-- Directions --
Pick up the article on the bülbül yuvası pastry where it ends, and write the next few sentences in the same encyclopedic style.

Middle Eastern phyllo dough dessert

Bülbül yuvası (عش البلبل), literally "nightingale's nest" or "Bulbuls nest", also known as Swar as-sitt (سوار الست), is a Middle Eastern filo dough dessert. It takes its name from its hollow and circular shape. Having been baked, warm syrup is sprinkled, and the hollow center is filled with walnuts, or pistachios, while at the end, a walnut-half is placed on top of the confection before being served.

==Etymology==

According to the Nişanyan etymological dictionary, the Turkish name bülbülyuvası is a compound of bülbül ("nightingale") and yuva ("nest"), with the possessive suffix -sı, literally meaning "nightingale's nest." The word bülbül itself is a borrowing from Arabic بُلْبُل (bulbul), which is an onomatopoeic term with the same meaning.

In Arabic, sometimes the name swar as-sitt (سوار الست) is used instead, which is derived from its shape.

==History==
A similar dish dubbed "eat and give thanks" appears in a 13th century Arabic cookbook called Kitab al-Wuslah ila l-habib, it calls for wrapping dough around a dowel, sliding it down form the dowel, and then shaping it into a "cake" and frying it in sesame oil. The dish was also known as ; a Turkish language-name, indicating a possible origin.

-- Data to examine --
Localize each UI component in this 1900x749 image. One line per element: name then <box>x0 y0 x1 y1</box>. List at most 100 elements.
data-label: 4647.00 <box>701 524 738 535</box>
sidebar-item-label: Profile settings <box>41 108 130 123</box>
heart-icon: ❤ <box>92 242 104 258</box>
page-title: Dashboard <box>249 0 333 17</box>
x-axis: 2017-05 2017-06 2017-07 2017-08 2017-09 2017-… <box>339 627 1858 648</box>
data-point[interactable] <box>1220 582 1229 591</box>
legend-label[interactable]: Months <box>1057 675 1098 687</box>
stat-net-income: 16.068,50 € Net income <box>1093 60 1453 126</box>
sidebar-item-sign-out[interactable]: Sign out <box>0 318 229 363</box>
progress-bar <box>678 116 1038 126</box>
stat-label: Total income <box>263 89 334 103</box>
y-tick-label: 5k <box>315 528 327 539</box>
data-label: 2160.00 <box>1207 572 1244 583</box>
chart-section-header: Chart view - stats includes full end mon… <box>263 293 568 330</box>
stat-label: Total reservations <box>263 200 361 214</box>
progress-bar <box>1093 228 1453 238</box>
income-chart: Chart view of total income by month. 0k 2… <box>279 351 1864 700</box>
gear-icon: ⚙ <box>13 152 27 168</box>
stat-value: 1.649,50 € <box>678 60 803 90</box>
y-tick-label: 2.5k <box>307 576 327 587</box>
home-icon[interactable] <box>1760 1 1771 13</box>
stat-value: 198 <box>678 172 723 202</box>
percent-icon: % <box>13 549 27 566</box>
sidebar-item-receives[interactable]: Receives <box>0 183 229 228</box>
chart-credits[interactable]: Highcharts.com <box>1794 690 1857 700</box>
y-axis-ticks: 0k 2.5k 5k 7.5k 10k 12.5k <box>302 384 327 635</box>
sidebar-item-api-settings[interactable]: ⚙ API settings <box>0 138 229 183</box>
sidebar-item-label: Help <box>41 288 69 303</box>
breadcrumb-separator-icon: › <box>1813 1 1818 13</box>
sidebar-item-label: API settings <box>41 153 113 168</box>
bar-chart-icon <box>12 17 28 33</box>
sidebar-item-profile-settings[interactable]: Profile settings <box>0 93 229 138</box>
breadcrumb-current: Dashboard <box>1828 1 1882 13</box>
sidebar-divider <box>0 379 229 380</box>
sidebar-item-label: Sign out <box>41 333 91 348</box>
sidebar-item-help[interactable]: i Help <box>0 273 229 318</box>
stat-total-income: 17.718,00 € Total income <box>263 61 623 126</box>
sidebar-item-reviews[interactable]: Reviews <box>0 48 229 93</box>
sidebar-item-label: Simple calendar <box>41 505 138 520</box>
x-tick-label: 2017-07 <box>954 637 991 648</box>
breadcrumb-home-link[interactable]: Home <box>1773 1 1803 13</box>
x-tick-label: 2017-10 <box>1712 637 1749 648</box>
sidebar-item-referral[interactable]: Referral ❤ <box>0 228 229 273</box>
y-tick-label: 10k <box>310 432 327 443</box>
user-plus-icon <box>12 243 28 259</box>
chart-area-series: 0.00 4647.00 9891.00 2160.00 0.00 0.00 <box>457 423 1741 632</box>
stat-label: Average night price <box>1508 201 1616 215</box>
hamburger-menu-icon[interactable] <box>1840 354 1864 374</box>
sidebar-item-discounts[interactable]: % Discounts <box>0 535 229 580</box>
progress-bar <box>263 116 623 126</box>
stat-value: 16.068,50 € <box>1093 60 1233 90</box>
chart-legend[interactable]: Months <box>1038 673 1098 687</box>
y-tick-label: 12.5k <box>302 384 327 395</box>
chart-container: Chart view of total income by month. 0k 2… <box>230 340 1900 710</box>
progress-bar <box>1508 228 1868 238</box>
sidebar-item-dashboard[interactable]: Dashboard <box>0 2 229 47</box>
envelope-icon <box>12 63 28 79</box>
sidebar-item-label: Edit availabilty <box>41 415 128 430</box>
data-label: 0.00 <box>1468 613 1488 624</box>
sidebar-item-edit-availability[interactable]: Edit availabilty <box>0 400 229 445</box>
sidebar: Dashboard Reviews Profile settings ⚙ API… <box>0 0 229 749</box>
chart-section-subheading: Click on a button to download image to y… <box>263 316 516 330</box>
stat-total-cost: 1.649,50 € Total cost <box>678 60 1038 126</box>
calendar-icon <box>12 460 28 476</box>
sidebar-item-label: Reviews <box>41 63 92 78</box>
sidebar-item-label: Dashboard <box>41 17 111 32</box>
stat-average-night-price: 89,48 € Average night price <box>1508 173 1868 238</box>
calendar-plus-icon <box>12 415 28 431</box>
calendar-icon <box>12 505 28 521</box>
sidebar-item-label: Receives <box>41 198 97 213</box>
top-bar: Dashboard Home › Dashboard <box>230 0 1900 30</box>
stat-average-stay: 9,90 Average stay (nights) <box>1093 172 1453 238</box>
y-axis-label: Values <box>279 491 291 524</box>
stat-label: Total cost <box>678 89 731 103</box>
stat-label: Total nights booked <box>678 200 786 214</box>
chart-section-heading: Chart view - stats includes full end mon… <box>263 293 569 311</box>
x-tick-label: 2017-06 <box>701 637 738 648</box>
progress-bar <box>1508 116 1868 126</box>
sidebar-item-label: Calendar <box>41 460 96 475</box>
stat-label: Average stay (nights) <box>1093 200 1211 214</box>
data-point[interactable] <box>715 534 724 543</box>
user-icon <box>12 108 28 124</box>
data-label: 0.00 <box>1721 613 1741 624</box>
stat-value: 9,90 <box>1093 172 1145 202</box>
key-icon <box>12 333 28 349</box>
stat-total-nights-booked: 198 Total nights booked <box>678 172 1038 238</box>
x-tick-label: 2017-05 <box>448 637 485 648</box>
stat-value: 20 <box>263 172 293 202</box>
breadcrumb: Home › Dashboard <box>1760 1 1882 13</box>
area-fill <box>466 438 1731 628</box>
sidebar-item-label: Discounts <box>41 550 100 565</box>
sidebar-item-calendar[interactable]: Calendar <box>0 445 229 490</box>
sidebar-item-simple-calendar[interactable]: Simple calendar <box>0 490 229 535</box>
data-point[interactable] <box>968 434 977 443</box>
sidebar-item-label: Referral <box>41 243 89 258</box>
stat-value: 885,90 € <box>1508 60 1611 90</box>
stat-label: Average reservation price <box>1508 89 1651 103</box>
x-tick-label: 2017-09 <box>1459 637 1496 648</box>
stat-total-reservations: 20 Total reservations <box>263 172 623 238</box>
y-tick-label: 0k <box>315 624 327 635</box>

-- Task result --
An 1844 Syrian and Egyptian Arabic dictionary by Swedish Orientalist Jacob Berggren contained descriptions of a pastry known as nid de rossignol or ʻush al-bulbul (عش البلبل), described as small box-shaped cases made from a dough of flour and butter, filled with minced meat and nuts such as pine nuts, seasoned with pepper and salt, and baked on large metal trays. It also noted sweet variants instead filled with pistachios or almonds. The same book also describes "sowwar es-sitt" (سوار الست) as "madame's bracelet; a pastry prepared in the same way as baklava, and formed into bracelets."

== Geographic indication ==

In 2022, the Turkish Patent and Trademark Office issued a geographical indication for bülbül yuvası to the city of Gaziantep. The specification states that the pastry is prepared from thin sheets of baklava dough made with wheat flour, eggs, water, salt, and starch. The dough is rolled into thin rectangular sheets, wrapped around a thin rolling pin, compressed toward the center to create a "pleated" form, and then shaped into circular nests. The pastries are arranged in trays coated with clarified butter, rested briefly at room temperature, and baked in stone ovens over oak wood fire at low heat. After baking, hot syrup prepared from sugar, water, and lemon juice is poured over the pastries, which are then garnished with powdered pistachio before serving.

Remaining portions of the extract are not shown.